Repeat the material below exactly, line for line.
------
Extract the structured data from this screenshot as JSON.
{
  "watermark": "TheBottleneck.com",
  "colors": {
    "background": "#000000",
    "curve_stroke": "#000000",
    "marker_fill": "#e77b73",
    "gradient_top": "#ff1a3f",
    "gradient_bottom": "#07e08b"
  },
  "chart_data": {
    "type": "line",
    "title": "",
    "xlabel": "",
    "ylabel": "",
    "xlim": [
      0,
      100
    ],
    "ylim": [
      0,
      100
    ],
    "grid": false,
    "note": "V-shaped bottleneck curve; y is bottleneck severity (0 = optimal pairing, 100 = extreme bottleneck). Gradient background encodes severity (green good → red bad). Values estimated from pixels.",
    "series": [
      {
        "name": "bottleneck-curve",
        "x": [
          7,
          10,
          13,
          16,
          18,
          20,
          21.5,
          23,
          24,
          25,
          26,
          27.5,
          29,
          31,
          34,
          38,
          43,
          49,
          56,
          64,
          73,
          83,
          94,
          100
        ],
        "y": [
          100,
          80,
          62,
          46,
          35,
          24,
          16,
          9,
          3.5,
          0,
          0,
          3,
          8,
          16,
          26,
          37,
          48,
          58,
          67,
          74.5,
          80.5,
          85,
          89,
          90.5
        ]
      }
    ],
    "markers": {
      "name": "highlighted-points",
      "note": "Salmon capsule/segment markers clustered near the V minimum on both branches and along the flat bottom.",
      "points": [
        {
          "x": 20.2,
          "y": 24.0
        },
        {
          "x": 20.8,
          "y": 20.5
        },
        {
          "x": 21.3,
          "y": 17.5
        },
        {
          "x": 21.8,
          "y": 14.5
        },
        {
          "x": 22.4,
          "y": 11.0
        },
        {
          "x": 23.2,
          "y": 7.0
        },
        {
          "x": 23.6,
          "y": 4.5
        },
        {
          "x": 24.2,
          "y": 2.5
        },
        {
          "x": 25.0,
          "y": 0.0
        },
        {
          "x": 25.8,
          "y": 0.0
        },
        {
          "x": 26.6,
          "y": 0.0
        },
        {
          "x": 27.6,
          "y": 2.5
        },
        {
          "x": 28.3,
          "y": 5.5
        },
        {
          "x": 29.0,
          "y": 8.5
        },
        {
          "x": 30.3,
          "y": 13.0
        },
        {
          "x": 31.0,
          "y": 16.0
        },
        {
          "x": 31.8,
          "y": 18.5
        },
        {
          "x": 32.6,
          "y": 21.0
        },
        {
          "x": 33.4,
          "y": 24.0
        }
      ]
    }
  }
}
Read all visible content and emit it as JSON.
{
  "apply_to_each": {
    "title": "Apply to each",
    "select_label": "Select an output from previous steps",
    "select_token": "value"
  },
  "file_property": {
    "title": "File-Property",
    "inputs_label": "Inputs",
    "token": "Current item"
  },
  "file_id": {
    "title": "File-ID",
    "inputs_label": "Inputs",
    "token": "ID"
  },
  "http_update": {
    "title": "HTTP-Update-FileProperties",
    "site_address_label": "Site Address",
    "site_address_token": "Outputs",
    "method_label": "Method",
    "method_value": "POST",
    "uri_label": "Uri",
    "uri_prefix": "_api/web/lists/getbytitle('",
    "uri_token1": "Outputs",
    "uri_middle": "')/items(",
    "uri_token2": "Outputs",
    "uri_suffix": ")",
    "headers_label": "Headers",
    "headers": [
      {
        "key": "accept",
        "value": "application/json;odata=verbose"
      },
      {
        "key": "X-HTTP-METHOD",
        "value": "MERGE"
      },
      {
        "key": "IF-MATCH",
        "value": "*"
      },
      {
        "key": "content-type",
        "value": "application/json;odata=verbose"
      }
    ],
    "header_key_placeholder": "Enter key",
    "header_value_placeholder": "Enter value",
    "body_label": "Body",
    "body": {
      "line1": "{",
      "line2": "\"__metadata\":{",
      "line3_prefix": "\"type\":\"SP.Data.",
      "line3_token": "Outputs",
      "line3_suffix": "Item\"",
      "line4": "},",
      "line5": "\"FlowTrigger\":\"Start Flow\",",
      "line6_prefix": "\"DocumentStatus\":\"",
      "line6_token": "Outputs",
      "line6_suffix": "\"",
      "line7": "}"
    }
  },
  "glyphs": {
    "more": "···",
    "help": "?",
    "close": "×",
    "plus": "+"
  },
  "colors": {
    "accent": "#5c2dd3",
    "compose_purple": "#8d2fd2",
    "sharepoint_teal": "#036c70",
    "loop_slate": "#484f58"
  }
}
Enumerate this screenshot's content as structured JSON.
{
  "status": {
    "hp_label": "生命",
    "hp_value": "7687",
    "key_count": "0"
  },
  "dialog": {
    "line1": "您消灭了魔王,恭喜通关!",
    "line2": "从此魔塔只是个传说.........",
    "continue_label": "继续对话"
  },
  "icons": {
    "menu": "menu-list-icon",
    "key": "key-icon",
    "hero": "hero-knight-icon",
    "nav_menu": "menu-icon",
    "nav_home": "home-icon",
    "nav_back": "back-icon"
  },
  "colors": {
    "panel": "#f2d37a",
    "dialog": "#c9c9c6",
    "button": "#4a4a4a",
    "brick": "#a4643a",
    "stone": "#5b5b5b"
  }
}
------
Problem solution:
Extract the structured data from this screenshot as JSON.
{
  "watermark": "TheBottleneck.com",
  "colors": {
    "background": "#000000",
    "curve_stroke": "#000000",
    "marker_fill": "#e77b73",
    "gradient_top": "#ff1a3f",
    "gradient_bottom": "#07e08b"
  },
  "chart_data": {
    "type": "line",
    "title": "",
    "xlabel": "",
    "ylabel": "",
    "xlim": [
      0,
      100
    ],
    "ylim": [
      0,
      100
    ],
    "grid": false,
    "note": "V-shaped bottleneck curve; y is bottleneck severity (0 = optimal pairing, 100 = extreme bottleneck). Gradient background encodes severity (green good → red bad). Values estimated from pixels.",
    "series": [
      {
        "name": "bottleneck-curve",
        "x": [
          7,
          10,
          13,
          16,
          18,
          20,
          21.5,
          23,
          24,
          25,
          26,
          27.5,
          29,
          31,
          34,
          38,
          43,
          49,
          56,
          64,
          73,
          83,
          94,
          100
        ],
        "y": [
          100,
          80,
          62,
          46,
          35,
          24,
          16,
          9,
          3.5,
          0,
          0,
          3,
          8,
          16,
          26,
          37,
          48,
          58,
          67,
          74.5,
          80.5,
          85,
          89,
          90.5
        ]
      }
    ],
    "markers": {
      "name": "highlighted-points",
      "note": "Salmon capsule/segment markers clustered near the V minimum on both branches and along the flat bottom.",
      "points": [
        {
          "x": 20.2,
          "y": 24.0
        },
        {
          "x": 20.8,
          "y": 20.5
        },
        {
          "x": 21.3,
          "y": 17.5
        },
        {
          "x": 21.8,
          "y": 14.5
        },
        {
          "x": 22.4,
          "y": 11.0
        },
        {
          "x": 23.2,
          "y": 7.0
        },
        {
          "x": 23.6,
          "y": 4.5
        },
        {
          "x": 24.2,
          "y": 2.5
        },
        {
          "x": 25.0,
          "y": 0.0
        },
        {
          "x": 25.8,
          "y": 0.0
        },
        {
          "x": 26.6,
          "y": 0.0
        },
        {
          "x": 27.6,
          "y": 2.5
        },
        {
          "x": 28.3,
          "y": 5.5
        },
        {
          "x": 29.0,
          "y": 8.5
        },
        {
          "x": 30.3,
          "y": 13.0
        },
        {
          "x": 31.0,
          "y": 16.0
        },
        {
          "x": 31.8,
          "y": 18.5
        },
        {
          "x": 32.6,
          "y": 21.0
        },
        {
          "x": 33.4,
          "y": 24.0
        }
      ]
    }
  }
}
Read all visible content and emit it as JSON.
{
  "apply_to_each": {
    "title": "Apply to each",
    "select_label": "Select an output from previous steps",
    "select_token": "value"
  },
  "file_property": {
    "title": "File-Property",
    "inputs_label": "Inputs",
    "token": "Current item"
  },
  "file_id": {
    "title": "File-ID",
    "inputs_label": "Inputs",
    "token": "ID"
  },
  "http_update": {
    "title": "HTTP-Update-FileProperties",
    "site_address_label": "Site Address",
    "site_address_token": "Outputs",
    "method_label": "Method",
    "method_value": "POST",
    "uri_label": "Uri",
    "uri_prefix": "_api/web/lists/getbytitle('",
    "uri_token1": "Outputs",
    "uri_middle": "')/items(",
    "uri_token2": "Outputs",
    "uri_suffix": ")",
    "headers_label": "Headers",
    "headers": [
      {
        "key": "accept",
        "value": "application/json;odata=verbose"
      },
      {
        "key": "X-HTTP-METHOD",
        "value": "MERGE"
      },
      {
        "key": "IF-MATCH",
        "value": "*"
      },
      {
        "key": "content-type",
        "value": "application/json;odata=verbose"
      }
    ],
    "header_key_placeholder": "Enter key",
    "header_value_placeholder": "Enter value",
    "body_label": "Body",
    "body": {
      "line1": "{",
      "line2": "\"__metadata\":{",
      "line3_prefix": "\"type\":\"SP.Data.",
      "line3_token": "Outputs",
      "line3_suffix": "Item\"",
      "line4": "},",
      "line5": "\"FlowTrigger\":\"Start Flow\",",
      "line6_prefix": "\"DocumentStatus\":\"",
      "line6_token": "Outputs",
      "line6_suffix": "\"",
      "line7": "}"
    }
  },
  "glyphs": {
    "more": "···",
    "help": "?",
    "close": "×",
    "plus": "+"
  },
  "colors": {
    "accent": "#5c2dd3",
    "compose_purple": "#8d2fd2",
    "sharepoint_teal": "#036c70",
    "loop_slate": "#484f58"
  }
}
Enumerate this screenshot's content as structured JSON.
{
  "status": {
    "hp_label": "生命",
    "hp_value": "7687",
    "key_count": "0"
  },
  "dialog": {
    "line1": "您消灭了魔王,恭喜通关!",
    "line2": "从此魔塔只是个传说.........",
    "continue_label": "继续对话"
  },
  "icons": {
    "menu": "menu-list-icon",
    "key": "key-icon",
    "hero": "hero-knight-icon",
    "nav_menu": "menu-icon",
    "nav_home": "home-icon",
    "nav_back": "back-icon"
  },
  "colors": {
    "panel": "#f2d37a",
    "dialog": "#c9c9c6",
    "button": "#4a4a4a",
    "brick": "#a4643a",
    "stone": "#5b5b5b"
  }
}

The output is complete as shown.